■ **WHAT THE EXERCISE ASKS**
Extract every line below that contains the word "number".

■ **EXERCISE INPUT**
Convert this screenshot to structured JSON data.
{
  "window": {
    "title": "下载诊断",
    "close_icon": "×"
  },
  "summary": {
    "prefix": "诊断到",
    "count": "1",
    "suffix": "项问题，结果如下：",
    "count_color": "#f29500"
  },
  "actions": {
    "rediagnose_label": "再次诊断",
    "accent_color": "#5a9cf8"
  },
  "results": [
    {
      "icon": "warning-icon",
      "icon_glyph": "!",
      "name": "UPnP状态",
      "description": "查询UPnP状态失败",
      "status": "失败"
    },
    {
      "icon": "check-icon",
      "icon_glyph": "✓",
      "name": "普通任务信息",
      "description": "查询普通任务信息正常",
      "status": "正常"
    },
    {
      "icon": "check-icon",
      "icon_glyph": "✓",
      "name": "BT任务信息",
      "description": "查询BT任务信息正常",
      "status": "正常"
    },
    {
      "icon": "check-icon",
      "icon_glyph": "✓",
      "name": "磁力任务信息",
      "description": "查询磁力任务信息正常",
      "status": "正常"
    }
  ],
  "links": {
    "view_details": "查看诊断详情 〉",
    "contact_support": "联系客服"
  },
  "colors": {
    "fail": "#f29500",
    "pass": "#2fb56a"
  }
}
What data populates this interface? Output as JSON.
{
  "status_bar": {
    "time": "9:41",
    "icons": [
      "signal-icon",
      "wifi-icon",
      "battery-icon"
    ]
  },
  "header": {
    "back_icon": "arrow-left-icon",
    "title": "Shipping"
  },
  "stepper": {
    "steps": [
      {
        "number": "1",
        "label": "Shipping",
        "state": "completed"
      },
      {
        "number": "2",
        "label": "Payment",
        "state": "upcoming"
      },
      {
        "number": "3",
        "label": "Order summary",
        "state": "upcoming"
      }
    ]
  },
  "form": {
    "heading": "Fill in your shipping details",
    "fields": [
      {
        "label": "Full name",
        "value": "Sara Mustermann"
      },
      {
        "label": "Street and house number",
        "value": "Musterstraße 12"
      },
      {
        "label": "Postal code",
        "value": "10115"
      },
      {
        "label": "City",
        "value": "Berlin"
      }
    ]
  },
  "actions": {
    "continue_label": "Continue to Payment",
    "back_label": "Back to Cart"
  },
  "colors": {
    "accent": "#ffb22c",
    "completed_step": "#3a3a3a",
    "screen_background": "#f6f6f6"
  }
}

■ **WRITTEN ANSWER**
        "number": "1",
        "number": "2",
        "number": "3",
        "label": "Street and house number",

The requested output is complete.